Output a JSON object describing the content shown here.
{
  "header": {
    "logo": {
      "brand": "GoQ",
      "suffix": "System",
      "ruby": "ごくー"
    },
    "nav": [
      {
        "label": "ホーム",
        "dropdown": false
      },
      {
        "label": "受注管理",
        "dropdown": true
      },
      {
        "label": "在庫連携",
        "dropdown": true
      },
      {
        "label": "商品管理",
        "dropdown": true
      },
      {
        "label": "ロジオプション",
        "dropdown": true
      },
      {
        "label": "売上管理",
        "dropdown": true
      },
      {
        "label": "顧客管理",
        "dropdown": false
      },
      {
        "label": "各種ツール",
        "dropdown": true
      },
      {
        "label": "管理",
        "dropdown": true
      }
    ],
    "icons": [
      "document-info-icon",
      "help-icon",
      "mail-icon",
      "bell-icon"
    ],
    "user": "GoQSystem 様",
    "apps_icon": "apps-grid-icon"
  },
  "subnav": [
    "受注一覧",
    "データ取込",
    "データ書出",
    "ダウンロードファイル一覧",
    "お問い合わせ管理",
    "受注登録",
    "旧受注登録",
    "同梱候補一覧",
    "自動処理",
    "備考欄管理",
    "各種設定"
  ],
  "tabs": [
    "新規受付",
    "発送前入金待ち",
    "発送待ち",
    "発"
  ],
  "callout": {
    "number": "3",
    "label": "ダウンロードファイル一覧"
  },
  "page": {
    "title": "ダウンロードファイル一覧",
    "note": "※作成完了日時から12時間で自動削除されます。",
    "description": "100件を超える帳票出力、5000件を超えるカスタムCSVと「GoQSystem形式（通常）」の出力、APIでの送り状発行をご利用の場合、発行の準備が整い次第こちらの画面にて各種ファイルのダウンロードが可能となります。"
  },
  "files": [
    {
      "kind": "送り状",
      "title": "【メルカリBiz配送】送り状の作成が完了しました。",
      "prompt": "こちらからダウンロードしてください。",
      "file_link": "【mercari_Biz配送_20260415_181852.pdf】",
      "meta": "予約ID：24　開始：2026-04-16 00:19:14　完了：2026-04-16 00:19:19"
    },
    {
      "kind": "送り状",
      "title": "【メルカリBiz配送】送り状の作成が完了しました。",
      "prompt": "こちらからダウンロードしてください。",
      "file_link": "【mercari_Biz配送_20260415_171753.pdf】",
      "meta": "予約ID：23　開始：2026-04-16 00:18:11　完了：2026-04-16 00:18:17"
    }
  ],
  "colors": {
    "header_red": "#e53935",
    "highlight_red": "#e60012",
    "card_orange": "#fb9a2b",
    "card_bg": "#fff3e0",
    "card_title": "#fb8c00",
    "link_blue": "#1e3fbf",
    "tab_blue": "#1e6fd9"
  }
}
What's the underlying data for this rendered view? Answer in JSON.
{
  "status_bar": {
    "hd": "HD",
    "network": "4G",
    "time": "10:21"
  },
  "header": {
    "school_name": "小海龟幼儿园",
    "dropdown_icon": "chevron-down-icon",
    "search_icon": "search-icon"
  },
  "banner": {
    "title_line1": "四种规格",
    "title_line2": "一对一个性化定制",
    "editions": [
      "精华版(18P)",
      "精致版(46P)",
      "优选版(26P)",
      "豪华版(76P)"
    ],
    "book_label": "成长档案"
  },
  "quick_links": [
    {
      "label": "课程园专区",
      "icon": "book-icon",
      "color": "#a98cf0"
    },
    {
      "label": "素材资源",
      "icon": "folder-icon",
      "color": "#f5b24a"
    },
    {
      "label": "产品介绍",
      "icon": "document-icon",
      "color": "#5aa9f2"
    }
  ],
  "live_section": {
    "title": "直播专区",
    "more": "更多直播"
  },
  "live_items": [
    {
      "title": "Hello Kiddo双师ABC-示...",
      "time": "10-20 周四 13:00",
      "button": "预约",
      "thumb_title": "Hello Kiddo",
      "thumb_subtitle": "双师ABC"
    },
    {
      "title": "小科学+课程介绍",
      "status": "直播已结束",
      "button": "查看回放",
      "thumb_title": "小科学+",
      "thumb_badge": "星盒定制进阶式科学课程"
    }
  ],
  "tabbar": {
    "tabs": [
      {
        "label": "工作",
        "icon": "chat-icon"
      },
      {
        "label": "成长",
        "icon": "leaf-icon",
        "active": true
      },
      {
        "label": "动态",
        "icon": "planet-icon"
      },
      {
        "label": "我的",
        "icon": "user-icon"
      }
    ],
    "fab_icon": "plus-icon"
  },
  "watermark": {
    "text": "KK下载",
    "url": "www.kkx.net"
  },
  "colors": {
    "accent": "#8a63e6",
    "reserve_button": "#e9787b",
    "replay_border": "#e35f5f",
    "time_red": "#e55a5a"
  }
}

· · ·

__Direction__. Beginning with the line that contains "What's the underlying", quote each line exactly through the last line of the entries above, and nothing beyond them.

__Exercise result__.
What's the underlying data for this rendered view? Answer in JSON.
{
  "status_bar": {
    "hd": "HD",
    "network": "4G",
    "time": "10:21"
  },
  "header": {
    "school_name": "小海龟幼儿园",
    "dropdown_icon": "chevron-down-icon",
    "search_icon": "search-icon"
  },
  "banner": {
    "title_line1": "四种规格",
    "title_line2": "一对一个性化定制",
    "editions": [
      "精华版(18P)",
      "精致版(46P)",
      "优选版(26P)",
      "豪华版(76P)"
    ],
    "book_label": "成长档案"
  },
  "quick_links": [
    {
      "label": "课程园专区",
      "icon": "book-icon",
      "color": "#a98cf0"
    },
    {
      "label": "素材资源",
      "icon": "folder-icon",
      "color": "#f5b24a"
    },
    {
      "label": "产品介绍",
      "icon": "document-icon",
      "color": "#5aa9f2"
    }
  ],
  "live_section": {
    "title": "直播专区",
    "more": "更多直播"
  },
  "live_items": [
    {
      "title": "Hello Kiddo双师ABC-示...",
      "time": "10-20 周四 13:00",
      "button": "预约",
      "thumb_title": "Hello Kiddo",
      "thumb_subtitle": "双师ABC"
    },
    {
      "title": "小科学+课程介绍",
      "status": "直播已结束",
      "button": "查看回放",
      "thumb_title": "小科学+",
      "thumb_badge": "星盒定制进阶式科学课程"
    }
  ],
  "tabbar": {
    "tabs": [
      {
        "label": "工作",
        "icon": "chat-icon"
      },
      {
        "label": "成长",
        "icon": "leaf-icon",
        "active": true
      },
      {
        "label": "动态",
        "icon": "planet-icon"
      },
      {
        "label": "我的",
        "icon": "user-icon"
      }
    ],
    "fab_icon": "plus-icon"
  },
  "watermark": {
    "text": "KK下载",
    "url": "www.kkx.net"
  },
  "colors": {
    "accent": "#8a63e6",
    "reserve_button": "#e9787b",
    "replay_border": "#e35f5f",
    "time_red": "#e55a5a"
  }
}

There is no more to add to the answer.